Menu

Sıradanlığın Güvenli Yolu

Aytuna Tosunoğlu

Atina’yı benimle gezmenizi isterdim. Son model laptop çantasını boynuna çapraz asmış, uzun etekli Hıristiyan Ortadoks rahiplerin meyhaneler sokağında şarap içip, gelen “mail”lerine bakması bizi gülümsetirken, hayatın sıradanlığının antik Yunan kenti olan Atina’nın tarihi kalıntıları arasında dolaşırken iliklerimize işlemesi, tüm insanların (geçmişten, geleceğe) uzun hayat yolunda güvende hissetmesine de vesile oluyor.

 

Aykırı Akademi’nin kurucuları bu yazarınıza “Gel, burada bir köşen olsun, orada yaz” deyince olan biten herşeyden (geçmişinden, şu ana, oradan belki geleceğe) nem kapan, kendine pay çıkartan (yolda bulduğu seneti gidip ödeyen yurdum insanı gibi), “ben de sorumluyum herhalde” diyen bir insan olarak şahsıma sunulan bu güzel fırsatı Nemölçer isimli bu köşede değerlendirmenin keyfi içindeyim. Üstelik özgürce nefes alabileceğimiz sarih alanların sayısı az iken, okuyucu sayısı gözle görülür biçimde artan bu bereketli ve gelecek vaadeden  özgürlük rüzgarını yaratan ve sürekli kılan platformda saçlarım uçuşarak, temiz nefesler alarak, ama mutlaka nem kaparak yazacağım.

Vesileyle dostum Enver Aysever’e ve arkasındaki orduya(!) teşekkür ederim.

* Veri Kayıtları:
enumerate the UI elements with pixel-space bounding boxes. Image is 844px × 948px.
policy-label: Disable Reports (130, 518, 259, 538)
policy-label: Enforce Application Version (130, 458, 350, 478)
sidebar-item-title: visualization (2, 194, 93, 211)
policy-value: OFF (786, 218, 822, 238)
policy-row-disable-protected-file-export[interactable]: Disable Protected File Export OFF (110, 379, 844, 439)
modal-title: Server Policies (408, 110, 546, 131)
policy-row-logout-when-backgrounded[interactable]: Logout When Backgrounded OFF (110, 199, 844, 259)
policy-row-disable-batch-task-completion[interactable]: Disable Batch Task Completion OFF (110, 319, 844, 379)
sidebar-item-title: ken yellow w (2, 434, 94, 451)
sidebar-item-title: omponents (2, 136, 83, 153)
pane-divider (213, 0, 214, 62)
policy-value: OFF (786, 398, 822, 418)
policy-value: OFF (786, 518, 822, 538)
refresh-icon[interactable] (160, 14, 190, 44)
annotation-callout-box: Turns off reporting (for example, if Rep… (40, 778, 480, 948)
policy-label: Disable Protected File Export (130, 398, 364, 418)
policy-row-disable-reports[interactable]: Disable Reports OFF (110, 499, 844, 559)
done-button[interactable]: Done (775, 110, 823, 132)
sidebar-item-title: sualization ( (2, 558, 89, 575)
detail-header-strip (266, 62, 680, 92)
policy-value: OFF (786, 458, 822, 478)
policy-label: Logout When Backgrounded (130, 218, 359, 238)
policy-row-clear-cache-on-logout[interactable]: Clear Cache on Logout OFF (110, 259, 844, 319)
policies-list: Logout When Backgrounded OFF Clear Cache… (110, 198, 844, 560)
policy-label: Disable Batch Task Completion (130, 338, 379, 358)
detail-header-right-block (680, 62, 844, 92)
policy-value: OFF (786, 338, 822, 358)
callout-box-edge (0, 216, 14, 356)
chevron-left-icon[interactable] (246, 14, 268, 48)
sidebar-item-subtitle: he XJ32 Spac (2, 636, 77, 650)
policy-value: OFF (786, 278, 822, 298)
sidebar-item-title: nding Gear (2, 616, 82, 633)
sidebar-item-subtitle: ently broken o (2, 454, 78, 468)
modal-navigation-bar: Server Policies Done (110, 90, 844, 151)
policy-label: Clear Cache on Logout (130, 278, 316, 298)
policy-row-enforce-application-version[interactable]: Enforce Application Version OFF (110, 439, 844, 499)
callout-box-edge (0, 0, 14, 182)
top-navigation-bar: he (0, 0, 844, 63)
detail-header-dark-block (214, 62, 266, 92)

* Alıştırma Amacı: Okuma parçasının "Aytuna Tosunoğlu" ile başlayıp "de vesile oluyor." ile biten bölümünü, "şarap" yerine "rakı" koyarak yeniden yazın. Bu veriler başka bir kaynaktan alınmıştır.

* Çözüm:
Aytuna Tosunoğlu

Atina’yı benimle gezmenizi isterdim. Son model laptop çantasını boynuna çapraz asmış, uzun etekli Hıristiyan Ortadoks rahiplerin meyhaneler sokağında rakı içip, gelen “mail”lerine bakması bizi gülümsetirken, hayatın sıradanlığının antik Yunan kenti olan Atina’nın tarihi kalıntıları arasında dolaşırken iliklerimize işlemesi, tüm insanların (geçmişten, geleceğe) uzun hayat yolunda güvende hissetmesine de vesile oluyor.